╔══

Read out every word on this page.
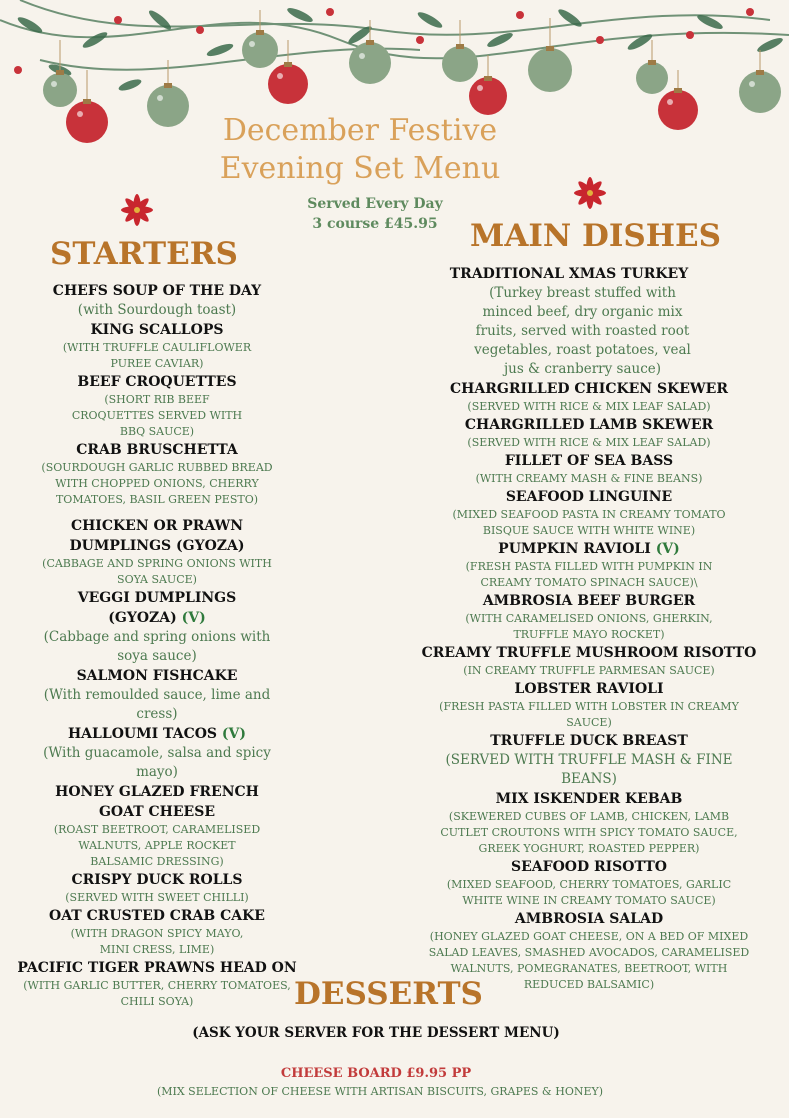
December Festive
Evening Set Menu
Served Every Day
3 course £45.95
STARTERS	MAIN DISHES
DESSERTS
CHEFS SOUP OF THE DAY
(with Sourdough toast)
KING SCALLOPS
(WITH TRUFFLE CAULIFLOWER PUREE CAVIAR)
BEEF CROQUETTES
(SHORT RIB BEEF CROQUETTES SERVED WITH BBQ SAUCE)
CRAB BRUSCHETTA
(SOURDOUGH GARLIC RUBBED BREAD WITH CHOPPED ONIONS, CHERRY TOMATOES, BASIL GREEN PESTO)
CHICKEN OR PRAWN DUMPLINGS (GYOZA)
(CABBAGE AND SPRING ONIONS WITH SOYA SAUCE)
VEGGI DUMPLINGS (GYOZA) (V)
(Cabbage and spring onions with soya sauce)
SALMON FISHCAKE
(With remoulded sauce, lime and cress)
HALLOUMI TACOS (V)
(With guacamole, salsa and spicy mayo)
HONEY GLAZED FRENCH GOAT CHEESE
(ROAST BEETROOT, CARAMELISED WALNUTS, APPLE ROCKET BALSAMIC DRESSING)
CRISPY DUCK ROLLS
(SERVED WITH SWEET CHILLI)
OAT CRUSTED CRAB CAKE
(WITH DRAGON SPICY MAYO, MINI CRESS, LIME)
PACIFIC TIGER PRAWNS HEAD ON
(WITH GARLIC BUTTER, CHERRY TOMATOES, CHILI SOYA)
TRADITIONAL XMAS TURKEY
(Turkey breast stuffed with minced beef, dry organic mix fruits, served with roasted root vegetables, roast potatoes, veal jus & cranberry sauce)
CHARGRILLED CHICKEN SKEWER
(SERVED WITH RICE & MIX LEAF SALAD)
CHARGRILLED LAMB SKEWER
(SERVED WITH RICE & MIX LEAF SALAD)
FILLET OF SEA BASS
(WITH CREAMY MASH & FINE BEANS)
SEAFOOD LINGUINE
(MIXED SEAFOOD PASTA IN CREAMY TOMATO BISQUE SAUCE WITH WHITE WINE)
PUMPKIN RAVIOLI (V)
(FRESH PASTA FILLED WITH PUMPKIN IN CREAMY TOMATO SPINACH SAUCE)\
AMBROSIA BEEF BURGER
(WITH CARAMELISED ONIONS, GHERKIN, TRUFFLE MAYO ROCKET)
CREAMY TRUFFLE MUSHROOM RISOTTO
(IN CREAMY TRUFFLE PARMESAN SAUCE)
LOBSTER RAVIOLI
(FRESH PASTA FILLED WITH LOBSTER IN CREAMY SAUCE)
TRUFFLE DUCK BREAST
(SERVED WITH TRUFFLE MASH & FINE BEANS)
MIX ISKENDER KEBAB
(SKEWERED CUBES OF LAMB, CHICKEN, LAMB CUTLET CROUTONS WITH SPICY TOMATO SAUCE, GREEK YOGHURT, ROASTED PEPPER)
SEAFOOD RISOTTO
(MIXED SEAFOOD, CHERRY TOMATOES, GARLIC WHITE WINE IN CREAMY TOMATO SAUCE)
AMBROSIA SALAD
(HONEY GLAZED GOAT CHEESE, ON A BED OF MIXED SALAD LEAVES, SMASHED AVOCADOS, CARAMELISED WALNUTS, POMEGRANATES, BEETROOT, WITH REDUCED BALSAMIC)
(ASK YOUR SERVER FOR THE DESSERT MENU)
CHEESE BOARD £9.95 PP
(MIX SELECTION OF CHEESE WITH ARTISAN BISCUITS, GRAPES & HONEY)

╚══

Show every line above in which the word "CHARGRILLED" occurs.

TASK SOLUTION:
CHARGRILLED CHICKEN SKEWER
CHARGRILLED LAMB SKEWER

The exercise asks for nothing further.